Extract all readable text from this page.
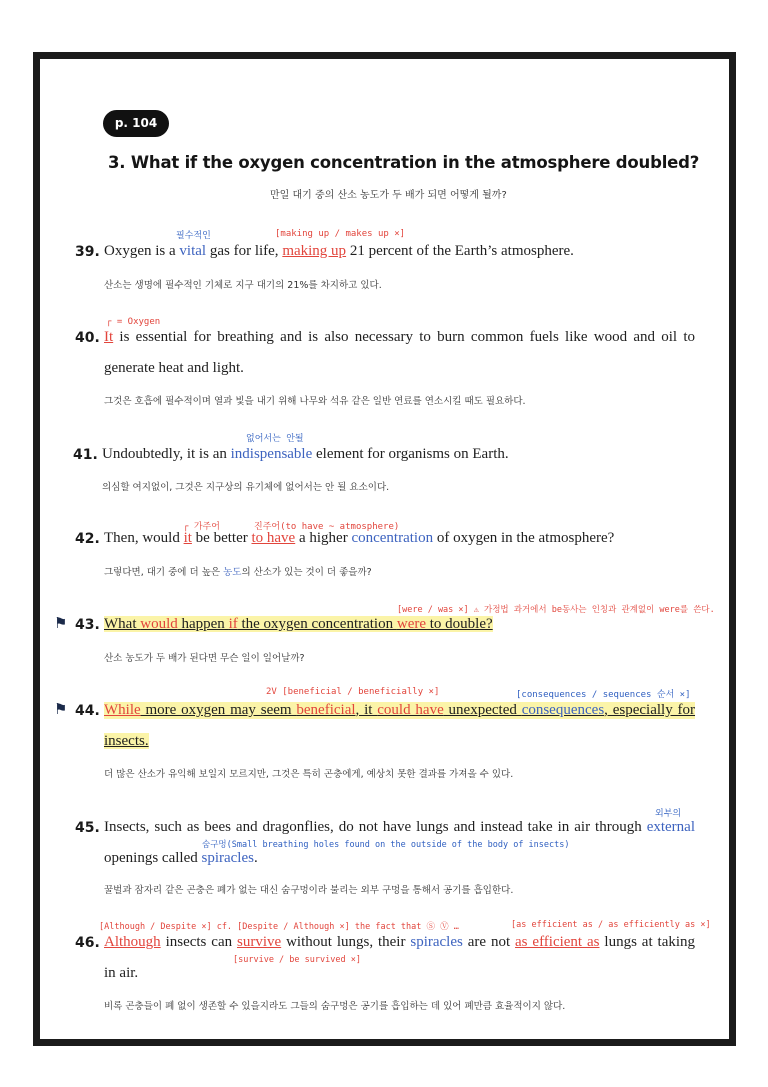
p. 104
3. What if the oxygen concentration in the atmosphere doubled?
만일 대기 중의 산소 농도가 두 배가 되면 어떻게 될까?
필수적인	[making up / makes up ×]
39. Oxygen is a vital gas for life, making up 21 percent of the Earth’s atmosphere.
산소는 생명에 필수적인 기체로 지구 대기의 21%를 차지하고 있다.
┌ = Oxygen
40. It is essential for breathing and is also necessary to burn common fuels like wood and oil to
generate heat and light.
그것은 호흡에 필수적이며 열과 빛을 내기 위해 나무와 석유 같은 일반 연료를 연소시킬 때도 필요하다.
없어서는 안될
41. Undoubtedly, it is an indispensable element for organisms on Earth.
의심할 여지없이, 그것은 지구상의 유기체에 없어서는 안 될 요소이다.
┌ 가주어	진주어(to have ~ atmosphere)
42. Then, would it be better to have a higher concentration of oxygen in the atmosphere?
그렇다면, 대기 중에 더 높은 농도의 산소가 있는 것이 더 좋을까?
[were / was ×] ⚠ 가정법 과거에서 be동사는 인칭과 관계없이 were를 쓴다.
⚑ 43. What would happen if the oxygen concentration were to double?
산소 농도가 두 배가 된다면 무슨 일이 일어날까?
2V [beneficial / beneficially ×]	[consequences / sequences 순서 ×]
⚑ 44. While more oxygen may seem beneficial, it could have unexpected consequences, especially for
insects.
더 많은 산소가 유익해 보일지 모르지만, 그것은 특히 곤충에게, 예상치 못한 결과를 가져올 수 있다.
외부의
45. Insects, such as bees and dragonflies, do not have lungs and instead take in air through external
숨구멍(Small breathing holes found on the outside of the body of insects)
openings called spiracles.
꿀벌과 잠자리 같은 곤충은 폐가 없는 대신 숨구멍이라 불리는 외부 구멍을 통해서 공기를 흡입한다.
[Although / Despite ×] cf. [Despite / Although ×] the fact that Ⓢ Ⓥ …	[as efficient as / as efficiently as ×]
46. Although insects can survive without lungs, their spiracles are not as efficient as lungs at taking
[survive / be survived ×]
in air.
비록 곤충들이 폐 없이 생존할 수 있을지라도 그들의 숨구멍은 공기를 흡입하는 데 있어 폐만큼 효율적이지 않다.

AIM: Give the data again exactly as written, with all pictures left out.

RIGHT ANSWER:
Extract all readable text from this page.
p. 104
3. What if the oxygen concentration in the atmosphere doubled?
만일 대기 중의 산소 농도가 두 배가 되면 어떻게 될까?
필수적인	[making up / makes up ×]
39. Oxygen is a vital gas for life, making up 21 percent of the Earth’s atmosphere.
산소는 생명에 필수적인 기체로 지구 대기의 21%를 차지하고 있다.
┌ = Oxygen
40. It is essential for breathing and is also necessary to burn common fuels like wood and oil to
generate heat and light.
그것은 호흡에 필수적이며 열과 빛을 내기 위해 나무와 석유 같은 일반 연료를 연소시킬 때도 필요하다.
없어서는 안될
41. Undoubtedly, it is an indispensable element for organisms on Earth.
의심할 여지없이, 그것은 지구상의 유기체에 없어서는 안 될 요소이다.
┌ 가주어	진주어(to have ~ atmosphere)
42. Then, would it be better to have a higher concentration of oxygen in the atmosphere?
그렇다면, 대기 중에 더 높은 농도의 산소가 있는 것이 더 좋을까?
[were / was ×] ⚠ 가정법 과거에서 be동사는 인칭과 관계없이 were를 쓴다.
⚑ 43. What would happen if the oxygen concentration were to double?
산소 농도가 두 배가 된다면 무슨 일이 일어날까?
2V [beneficial / beneficially ×]	[consequences / sequences 순서 ×]
⚑ 44. While more oxygen may seem beneficial, it could have unexpected consequences, especially for
insects.
더 많은 산소가 유익해 보일지 모르지만, 그것은 특히 곤충에게, 예상치 못한 결과를 가져올 수 있다.
외부의
45. Insects, such as bees and dragonflies, do not have lungs and instead take in air through external
숨구멍(Small breathing holes found on the outside of the body of insects)
openings called spiracles.
꿀벌과 잠자리 같은 곤충은 폐가 없는 대신 숨구멍이라 불리는 외부 구멍을 통해서 공기를 흡입한다.
[Although / Despite ×] cf. [Despite / Although ×] the fact that Ⓢ Ⓥ …	[as efficient as / as efficiently as ×]
46. Although insects can survive without lungs, their spiracles are not as efficient as lungs at taking
[survive / be survived ×]
in air.
비록 곤충들이 폐 없이 생존할 수 있을지라도 그들의 숨구멍은 공기를 흡입하는 데 있어 폐만큼 효율적이지 않다.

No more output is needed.